■ **WORK TO COMPLETE**:
Every line of the data that contains the string "study" must be copied.

■ **ENTRIES SUPPLIED**:
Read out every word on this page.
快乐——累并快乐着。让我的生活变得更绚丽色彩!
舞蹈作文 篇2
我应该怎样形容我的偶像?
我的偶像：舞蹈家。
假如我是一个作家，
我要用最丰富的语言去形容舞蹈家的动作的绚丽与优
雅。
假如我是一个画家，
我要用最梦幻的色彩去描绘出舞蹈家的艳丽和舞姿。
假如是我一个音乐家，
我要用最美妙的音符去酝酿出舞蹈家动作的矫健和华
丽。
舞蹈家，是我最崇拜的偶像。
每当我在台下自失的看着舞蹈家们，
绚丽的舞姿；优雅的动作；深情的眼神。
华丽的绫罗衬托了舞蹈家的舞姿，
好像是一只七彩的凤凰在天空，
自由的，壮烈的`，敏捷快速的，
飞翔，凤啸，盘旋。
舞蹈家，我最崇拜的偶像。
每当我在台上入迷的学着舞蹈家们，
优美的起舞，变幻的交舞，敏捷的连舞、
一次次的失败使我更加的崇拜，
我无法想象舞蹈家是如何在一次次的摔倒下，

==

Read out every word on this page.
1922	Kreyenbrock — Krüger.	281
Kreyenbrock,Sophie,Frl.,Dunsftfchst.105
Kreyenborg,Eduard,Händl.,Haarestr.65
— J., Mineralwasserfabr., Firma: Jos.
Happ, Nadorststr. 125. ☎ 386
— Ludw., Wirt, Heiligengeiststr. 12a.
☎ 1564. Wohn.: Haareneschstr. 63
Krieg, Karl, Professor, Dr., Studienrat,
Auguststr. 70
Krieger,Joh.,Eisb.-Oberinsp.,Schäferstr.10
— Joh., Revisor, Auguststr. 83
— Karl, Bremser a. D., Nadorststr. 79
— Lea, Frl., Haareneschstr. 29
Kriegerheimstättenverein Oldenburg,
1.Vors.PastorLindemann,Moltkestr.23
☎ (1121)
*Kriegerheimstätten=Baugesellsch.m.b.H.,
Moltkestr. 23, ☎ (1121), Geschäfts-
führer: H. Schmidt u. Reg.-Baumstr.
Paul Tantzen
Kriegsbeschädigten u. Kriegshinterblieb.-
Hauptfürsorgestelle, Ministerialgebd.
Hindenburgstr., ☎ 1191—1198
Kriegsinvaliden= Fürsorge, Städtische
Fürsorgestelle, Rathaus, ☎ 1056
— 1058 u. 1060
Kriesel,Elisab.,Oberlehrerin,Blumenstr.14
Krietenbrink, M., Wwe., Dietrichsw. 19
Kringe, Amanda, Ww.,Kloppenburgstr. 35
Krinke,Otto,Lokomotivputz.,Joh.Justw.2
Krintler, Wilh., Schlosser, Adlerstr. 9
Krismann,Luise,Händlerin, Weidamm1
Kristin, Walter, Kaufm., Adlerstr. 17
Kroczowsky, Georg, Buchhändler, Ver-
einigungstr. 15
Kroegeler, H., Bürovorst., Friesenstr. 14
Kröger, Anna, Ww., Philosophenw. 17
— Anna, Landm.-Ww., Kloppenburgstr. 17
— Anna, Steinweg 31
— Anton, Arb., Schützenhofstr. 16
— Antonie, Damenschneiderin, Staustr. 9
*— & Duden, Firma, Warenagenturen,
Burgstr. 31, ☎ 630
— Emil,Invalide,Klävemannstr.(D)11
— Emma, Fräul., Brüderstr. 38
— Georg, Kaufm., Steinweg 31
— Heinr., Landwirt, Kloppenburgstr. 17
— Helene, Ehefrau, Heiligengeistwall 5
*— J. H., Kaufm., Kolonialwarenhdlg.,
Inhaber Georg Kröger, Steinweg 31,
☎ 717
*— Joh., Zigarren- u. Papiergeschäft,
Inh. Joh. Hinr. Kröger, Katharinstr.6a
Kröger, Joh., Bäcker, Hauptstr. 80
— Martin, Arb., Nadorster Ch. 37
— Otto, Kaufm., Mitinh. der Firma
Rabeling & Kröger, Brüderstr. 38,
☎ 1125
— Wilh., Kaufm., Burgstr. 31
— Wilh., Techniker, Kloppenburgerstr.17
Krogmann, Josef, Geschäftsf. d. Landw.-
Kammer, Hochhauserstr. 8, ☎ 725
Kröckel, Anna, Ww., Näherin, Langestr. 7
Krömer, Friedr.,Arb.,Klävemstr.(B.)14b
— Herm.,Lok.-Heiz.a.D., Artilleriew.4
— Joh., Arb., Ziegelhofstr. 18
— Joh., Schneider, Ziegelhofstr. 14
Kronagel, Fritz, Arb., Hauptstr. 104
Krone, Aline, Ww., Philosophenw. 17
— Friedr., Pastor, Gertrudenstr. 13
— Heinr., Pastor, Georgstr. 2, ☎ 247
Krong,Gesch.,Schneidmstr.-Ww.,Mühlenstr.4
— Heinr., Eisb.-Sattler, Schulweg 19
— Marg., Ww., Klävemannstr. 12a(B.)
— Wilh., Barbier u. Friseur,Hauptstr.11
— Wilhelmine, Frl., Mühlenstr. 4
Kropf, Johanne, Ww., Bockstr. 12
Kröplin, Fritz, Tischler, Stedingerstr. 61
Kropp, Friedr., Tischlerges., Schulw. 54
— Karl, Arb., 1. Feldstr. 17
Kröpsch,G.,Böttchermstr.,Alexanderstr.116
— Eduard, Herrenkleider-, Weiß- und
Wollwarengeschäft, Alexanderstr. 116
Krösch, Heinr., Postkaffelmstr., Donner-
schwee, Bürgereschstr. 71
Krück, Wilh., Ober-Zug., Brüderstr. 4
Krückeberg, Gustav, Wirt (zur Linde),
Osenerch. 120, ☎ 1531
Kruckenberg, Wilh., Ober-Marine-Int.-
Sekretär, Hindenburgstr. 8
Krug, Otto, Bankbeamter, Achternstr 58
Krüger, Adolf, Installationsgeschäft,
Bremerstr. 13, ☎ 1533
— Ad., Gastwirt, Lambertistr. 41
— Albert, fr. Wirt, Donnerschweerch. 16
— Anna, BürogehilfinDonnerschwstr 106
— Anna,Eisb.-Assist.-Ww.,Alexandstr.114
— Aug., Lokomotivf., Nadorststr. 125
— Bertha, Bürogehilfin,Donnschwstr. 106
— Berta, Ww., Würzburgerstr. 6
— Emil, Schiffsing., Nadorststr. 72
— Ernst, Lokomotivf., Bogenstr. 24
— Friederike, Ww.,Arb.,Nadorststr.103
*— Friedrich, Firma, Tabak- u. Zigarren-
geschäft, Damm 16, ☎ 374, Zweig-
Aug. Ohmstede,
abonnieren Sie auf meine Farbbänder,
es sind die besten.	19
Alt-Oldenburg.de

...

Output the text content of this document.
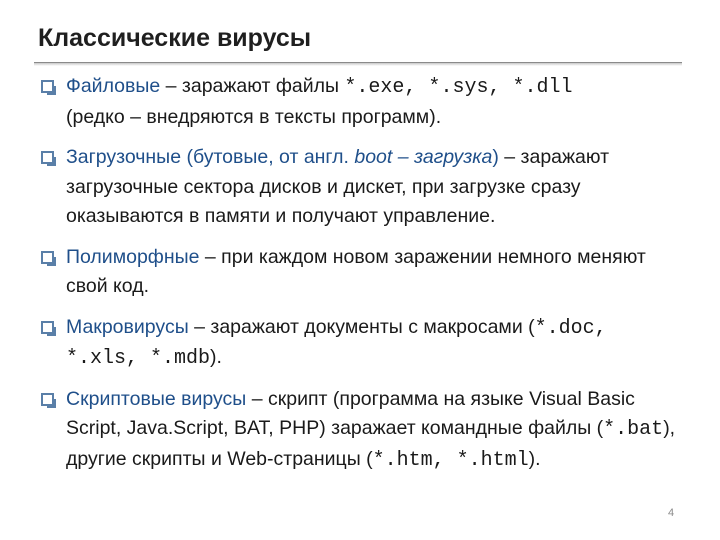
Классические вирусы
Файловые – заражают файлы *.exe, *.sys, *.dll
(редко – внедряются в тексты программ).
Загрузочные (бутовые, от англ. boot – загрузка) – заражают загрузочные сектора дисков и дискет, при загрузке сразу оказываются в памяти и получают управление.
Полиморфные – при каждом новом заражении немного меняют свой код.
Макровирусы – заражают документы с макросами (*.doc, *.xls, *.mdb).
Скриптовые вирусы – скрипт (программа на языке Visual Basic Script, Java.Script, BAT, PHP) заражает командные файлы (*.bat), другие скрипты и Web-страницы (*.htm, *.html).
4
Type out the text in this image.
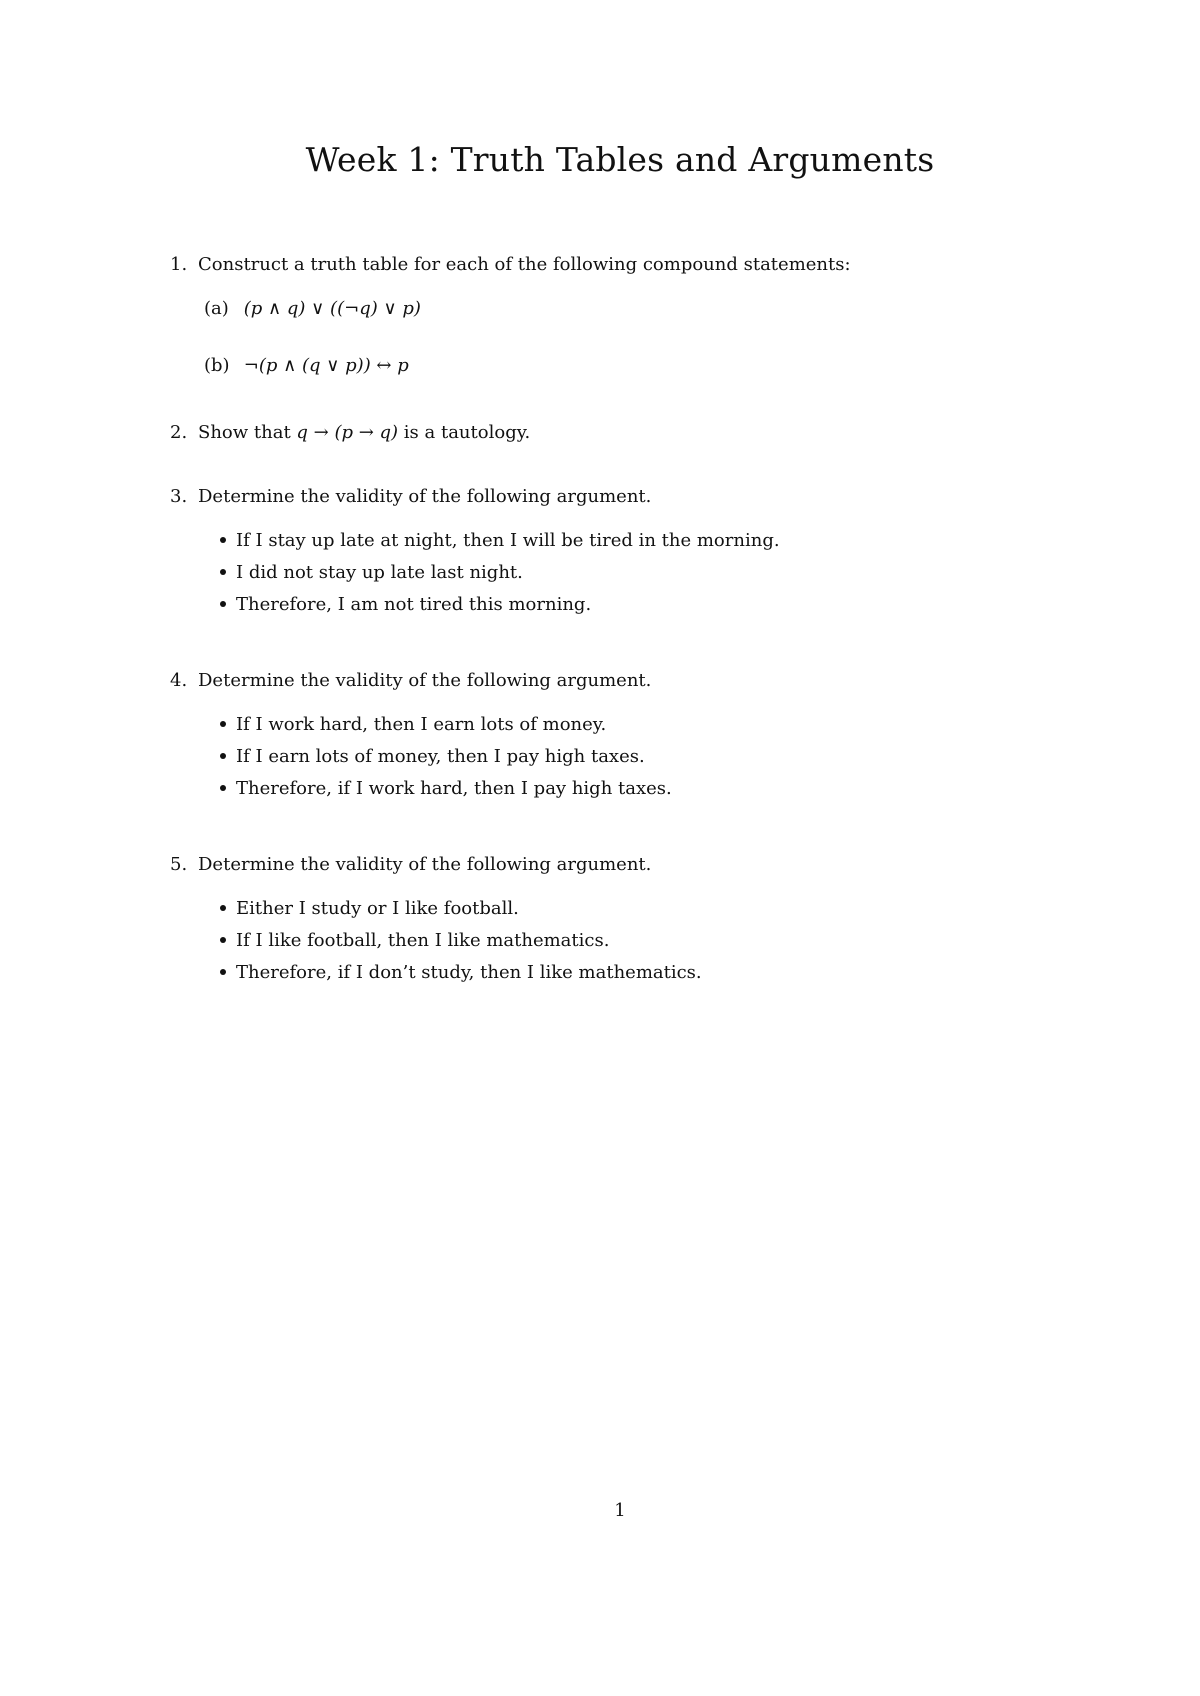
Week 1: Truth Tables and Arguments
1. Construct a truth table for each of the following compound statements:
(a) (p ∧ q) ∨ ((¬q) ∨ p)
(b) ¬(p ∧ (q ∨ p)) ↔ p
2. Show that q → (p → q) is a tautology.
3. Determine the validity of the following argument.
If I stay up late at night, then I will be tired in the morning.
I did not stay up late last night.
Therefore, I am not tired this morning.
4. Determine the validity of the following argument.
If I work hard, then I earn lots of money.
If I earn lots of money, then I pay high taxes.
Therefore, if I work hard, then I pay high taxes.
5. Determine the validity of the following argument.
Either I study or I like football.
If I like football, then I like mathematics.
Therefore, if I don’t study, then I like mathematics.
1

■ **WRITTEN REPLY**:
Either I study or I like football.
Therefore, if I don’t study, then I like mathematics.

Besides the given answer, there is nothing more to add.